### Aim of the exercise
Repeat the entries below exactly as they appear, with no pictures.

------

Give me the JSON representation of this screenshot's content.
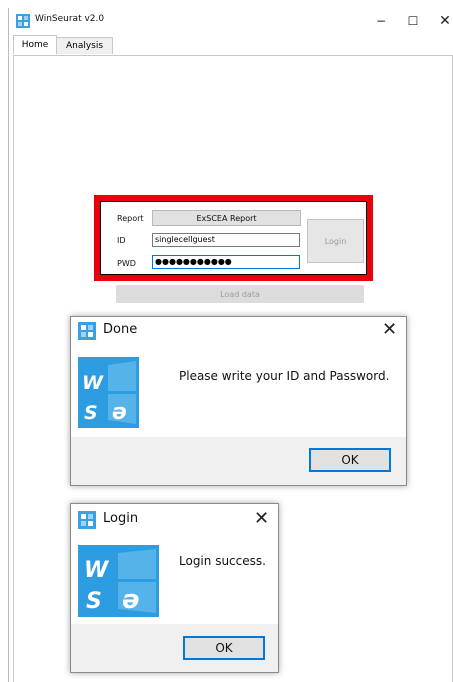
{
  "window": {
    "title": "WinSeurat v2.0",
    "controls": {
      "minimize": "−",
      "maximize": "☐",
      "close": "✕"
    }
  },
  "tabs": [
    {
      "label": "Home",
      "active": true
    },
    {
      "label": "Analysis",
      "active": false
    }
  ],
  "login_panel": {
    "report_label": "Report",
    "report_button": "ExSCEA Report",
    "id_label": "ID",
    "id_value": "singlecellguest",
    "pwd_label": "PWD",
    "pwd_value": "●●●●●●●●●●●",
    "login_button": "Login",
    "highlight_color": "#e8000b"
  },
  "load_data_button": "Load data",
  "done_dialog": {
    "title": "Done",
    "message": "Please write your ID and Password.",
    "ok_label": "OK",
    "close": "✕"
  },
  "login_dialog": {
    "title": "Login",
    "message": "Login success.",
    "ok_label": "OK",
    "close": "✕"
  },
  "colors": {
    "accent": "#0078d7",
    "logo_blue": "#3aa0e0"
  }
}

------

### Answer to the problem
Give me the JSON representation of this screenshot's content.
{
  "window": {
    "title": "WinSeurat v2.0",
    "controls": {
      "minimize": "−",
      "maximize": "☐",
      "close": "✕"
    }
  },
  "tabs": [
    {
      "label": "Home",
      "active": true
    },
    {
      "label": "Analysis",
      "active": false
    }
  ],
  "login_panel": {
    "report_label": "Report",
    "report_button": "ExSCEA Report",
    "id_label": "ID",
    "id_value": "singlecellguest",
    "pwd_label": "PWD",
    "pwd_value": "●●●●●●●●●●●",
    "login_button": "Login",
    "highlight_color": "#e8000b"
  },
  "load_data_button": "Load data",
  "done_dialog": {
    "title": "Done",
    "message": "Please write your ID and Password.",
    "ok_label": "OK",
    "close": "✕"
  },
  "login_dialog": {
    "title": "Login",
    "message": "Login success.",
    "ok_label": "OK",
    "close": "✕"
  },
  "colors": {
    "accent": "#0078d7",
    "logo_blue": "#3aa0e0"
  }
}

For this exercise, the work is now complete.